§ PROBLEM DETAILS: Repeat the material exactly, leaving nothing out.

— start of MATERIALS PROVIDED —

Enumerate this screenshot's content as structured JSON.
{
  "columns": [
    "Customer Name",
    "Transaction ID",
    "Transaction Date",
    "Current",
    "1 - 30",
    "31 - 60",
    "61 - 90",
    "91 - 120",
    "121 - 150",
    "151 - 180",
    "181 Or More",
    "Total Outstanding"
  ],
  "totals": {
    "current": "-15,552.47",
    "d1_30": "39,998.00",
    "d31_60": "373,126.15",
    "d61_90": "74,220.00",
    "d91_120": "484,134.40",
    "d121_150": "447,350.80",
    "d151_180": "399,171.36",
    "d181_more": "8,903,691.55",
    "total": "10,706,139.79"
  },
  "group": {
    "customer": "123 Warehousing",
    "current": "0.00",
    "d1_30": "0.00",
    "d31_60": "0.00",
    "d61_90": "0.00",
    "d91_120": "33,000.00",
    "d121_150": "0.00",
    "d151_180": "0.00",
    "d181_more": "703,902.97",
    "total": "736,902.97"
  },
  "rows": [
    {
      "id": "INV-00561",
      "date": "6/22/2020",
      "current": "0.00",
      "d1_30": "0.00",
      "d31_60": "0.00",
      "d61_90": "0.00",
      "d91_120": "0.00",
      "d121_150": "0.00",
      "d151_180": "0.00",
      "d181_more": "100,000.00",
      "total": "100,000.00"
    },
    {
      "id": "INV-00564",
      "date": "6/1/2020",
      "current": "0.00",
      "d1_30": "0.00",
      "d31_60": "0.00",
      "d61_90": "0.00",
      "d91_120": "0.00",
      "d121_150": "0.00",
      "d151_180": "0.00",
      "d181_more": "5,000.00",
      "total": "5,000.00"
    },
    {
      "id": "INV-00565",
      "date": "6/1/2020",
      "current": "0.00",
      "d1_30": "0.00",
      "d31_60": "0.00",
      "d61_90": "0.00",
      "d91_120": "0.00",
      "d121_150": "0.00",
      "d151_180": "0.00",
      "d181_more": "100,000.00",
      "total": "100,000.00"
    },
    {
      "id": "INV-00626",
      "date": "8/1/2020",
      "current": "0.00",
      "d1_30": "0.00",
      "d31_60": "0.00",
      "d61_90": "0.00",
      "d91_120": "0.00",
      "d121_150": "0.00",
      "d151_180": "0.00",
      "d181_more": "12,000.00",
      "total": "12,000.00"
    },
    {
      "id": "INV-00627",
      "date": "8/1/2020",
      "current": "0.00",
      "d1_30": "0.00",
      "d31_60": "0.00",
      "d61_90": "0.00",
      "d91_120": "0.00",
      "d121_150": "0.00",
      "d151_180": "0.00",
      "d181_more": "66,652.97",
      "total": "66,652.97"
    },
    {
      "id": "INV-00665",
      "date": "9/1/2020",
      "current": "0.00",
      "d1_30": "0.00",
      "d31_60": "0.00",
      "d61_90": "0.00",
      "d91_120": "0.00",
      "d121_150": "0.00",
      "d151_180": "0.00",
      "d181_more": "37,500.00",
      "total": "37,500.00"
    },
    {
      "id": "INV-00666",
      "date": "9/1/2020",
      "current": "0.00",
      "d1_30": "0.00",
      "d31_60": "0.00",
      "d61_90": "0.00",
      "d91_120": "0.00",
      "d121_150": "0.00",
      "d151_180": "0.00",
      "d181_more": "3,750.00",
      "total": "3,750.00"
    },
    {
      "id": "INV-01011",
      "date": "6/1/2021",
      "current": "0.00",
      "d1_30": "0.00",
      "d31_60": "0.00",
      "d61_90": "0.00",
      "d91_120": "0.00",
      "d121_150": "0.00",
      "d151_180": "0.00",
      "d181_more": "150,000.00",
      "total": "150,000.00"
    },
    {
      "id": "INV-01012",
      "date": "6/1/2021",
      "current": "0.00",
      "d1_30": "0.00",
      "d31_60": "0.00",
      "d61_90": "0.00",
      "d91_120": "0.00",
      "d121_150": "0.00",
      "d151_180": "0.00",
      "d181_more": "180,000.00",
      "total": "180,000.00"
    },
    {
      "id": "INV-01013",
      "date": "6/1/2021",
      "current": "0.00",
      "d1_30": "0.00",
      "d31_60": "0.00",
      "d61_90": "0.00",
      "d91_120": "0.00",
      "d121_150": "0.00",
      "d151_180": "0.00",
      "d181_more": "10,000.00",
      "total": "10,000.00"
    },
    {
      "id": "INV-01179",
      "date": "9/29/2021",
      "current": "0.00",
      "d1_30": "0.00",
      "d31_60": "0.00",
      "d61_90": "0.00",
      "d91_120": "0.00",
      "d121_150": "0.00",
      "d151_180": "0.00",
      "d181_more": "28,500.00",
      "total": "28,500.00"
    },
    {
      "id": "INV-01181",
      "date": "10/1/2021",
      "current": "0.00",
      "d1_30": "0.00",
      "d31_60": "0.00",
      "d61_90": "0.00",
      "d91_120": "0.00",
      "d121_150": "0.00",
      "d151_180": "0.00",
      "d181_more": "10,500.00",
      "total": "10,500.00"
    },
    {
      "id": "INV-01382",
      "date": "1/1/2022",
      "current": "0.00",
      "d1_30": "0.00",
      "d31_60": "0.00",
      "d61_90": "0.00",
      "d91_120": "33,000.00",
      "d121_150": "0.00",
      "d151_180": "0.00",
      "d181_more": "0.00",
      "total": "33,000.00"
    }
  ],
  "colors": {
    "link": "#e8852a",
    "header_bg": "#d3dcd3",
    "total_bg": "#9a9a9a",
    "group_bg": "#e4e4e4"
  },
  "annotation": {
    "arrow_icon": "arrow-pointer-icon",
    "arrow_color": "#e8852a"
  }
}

— end of MATERIALS PROVIDED —

§ RESULT:
Enumerate this screenshot's content as structured JSON.
{
  "columns": [
    "Customer Name",
    "Transaction ID",
    "Transaction Date",
    "Current",
    "1 - 30",
    "31 - 60",
    "61 - 90",
    "91 - 120",
    "121 - 150",
    "151 - 180",
    "181 Or More",
    "Total Outstanding"
  ],
  "totals": {
    "current": "-15,552.47",
    "d1_30": "39,998.00",
    "d31_60": "373,126.15",
    "d61_90": "74,220.00",
    "d91_120": "484,134.40",
    "d121_150": "447,350.80",
    "d151_180": "399,171.36",
    "d181_more": "8,903,691.55",
    "total": "10,706,139.79"
  },
  "group": {
    "customer": "123 Warehousing",
    "current": "0.00",
    "d1_30": "0.00",
    "d31_60": "0.00",
    "d61_90": "0.00",
    "d91_120": "33,000.00",
    "d121_150": "0.00",
    "d151_180": "0.00",
    "d181_more": "703,902.97",
    "total": "736,902.97"
  },
  "rows": [
    {
      "id": "INV-00561",
      "date": "6/22/2020",
      "current": "0.00",
      "d1_30": "0.00",
      "d31_60": "0.00",
      "d61_90": "0.00",
      "d91_120": "0.00",
      "d121_150": "0.00",
      "d151_180": "0.00",
      "d181_more": "100,000.00",
      "total": "100,000.00"
    },
    {
      "id": "INV-00564",
      "date": "6/1/2020",
      "current": "0.00",
      "d1_30": "0.00",
      "d31_60": "0.00",
      "d61_90": "0.00",
      "d91_120": "0.00",
      "d121_150": "0.00",
      "d151_180": "0.00",
      "d181_more": "5,000.00",
      "total": "5,000.00"
    },
    {
      "id": "INV-00565",
      "date": "6/1/2020",
      "current": "0.00",
      "d1_30": "0.00",
      "d31_60": "0.00",
      "d61_90": "0.00",
      "d91_120": "0.00",
      "d121_150": "0.00",
      "d151_180": "0.00",
      "d181_more": "100,000.00",
      "total": "100,000.00"
    },
    {
      "id": "INV-00626",
      "date": "8/1/2020",
      "current": "0.00",
      "d1_30": "0.00",
      "d31_60": "0.00",
      "d61_90": "0.00",
      "d91_120": "0.00",
      "d121_150": "0.00",
      "d151_180": "0.00",
      "d181_more": "12,000.00",
      "total": "12,000.00"
    },
    {
      "id": "INV-00627",
      "date": "8/1/2020",
      "current": "0.00",
      "d1_30": "0.00",
      "d31_60": "0.00",
      "d61_90": "0.00",
      "d91_120": "0.00",
      "d121_150": "0.00",
      "d151_180": "0.00",
      "d181_more": "66,652.97",
      "total": "66,652.97"
    },
    {
      "id": "INV-00665",
      "date": "9/1/2020",
      "current": "0.00",
      "d1_30": "0.00",
      "d31_60": "0.00",
      "d61_90": "0.00",
      "d91_120": "0.00",
      "d121_150": "0.00",
      "d151_180": "0.00",
      "d181_more": "37,500.00",
      "total": "37,500.00"
    },
    {
      "id": "INV-00666",
      "date": "9/1/2020",
      "current": "0.00",
      "d1_30": "0.00",
      "d31_60": "0.00",
      "d61_90": "0.00",
      "d91_120": "0.00",
      "d121_150": "0.00",
      "d151_180": "0.00",
      "d181_more": "3,750.00",
      "total": "3,750.00"
    },
    {
      "id": "INV-01011",
      "date": "6/1/2021",
      "current": "0.00",
      "d1_30": "0.00",
      "d31_60": "0.00",
      "d61_90": "0.00",
      "d91_120": "0.00",
      "d121_150": "0.00",
      "d151_180": "0.00",
      "d181_more": "150,000.00",
      "total": "150,000.00"
    },
    {
      "id": "INV-01012",
      "date": "6/1/2021",
      "current": "0.00",
      "d1_30": "0.00",
      "d31_60": "0.00",
      "d61_90": "0.00",
      "d91_120": "0.00",
      "d121_150": "0.00",
      "d151_180": "0.00",
      "d181_more": "180,000.00",
      "total": "180,000.00"
    },
    {
      "id": "INV-01013",
      "date": "6/1/2021",
      "current": "0.00",
      "d1_30": "0.00",
      "d31_60": "0.00",
      "d61_90": "0.00",
      "d91_120": "0.00",
      "d121_150": "0.00",
      "d151_180": "0.00",
      "d181_more": "10,000.00",
      "total": "10,000.00"
    },
    {
      "id": "INV-01179",
      "date": "9/29/2021",
      "current": "0.00",
      "d1_30": "0.00",
      "d31_60": "0.00",
      "d61_90": "0.00",
      "d91_120": "0.00",
      "d121_150": "0.00",
      "d151_180": "0.00",
      "d181_more": "28,500.00",
      "total": "28,500.00"
    },
    {
      "id": "INV-01181",
      "date": "10/1/2021",
      "current": "0.00",
      "d1_30": "0.00",
      "d31_60": "0.00",
      "d61_90": "0.00",
      "d91_120": "0.00",
      "d121_150": "0.00",
      "d151_180": "0.00",
      "d181_more": "10,500.00",
      "total": "10,500.00"
    },
    {
      "id": "INV-01382",
      "date": "1/1/2022",
      "current": "0.00",
      "d1_30": "0.00",
      "d31_60": "0.00",
      "d61_90": "0.00",
      "d91_120": "33,000.00",
      "d121_150": "0.00",
      "d151_180": "0.00",
      "d181_more": "0.00",
      "total": "33,000.00"
    }
  ],
  "colors": {
    "link": "#e8852a",
    "header_bg": "#d3dcd3",
    "total_bg": "#9a9a9a",
    "group_bg": "#e4e4e4"
  },
  "annotation": {
    "arrow_icon": "arrow-pointer-icon",
    "arrow_color": "#e8852a"
  }
}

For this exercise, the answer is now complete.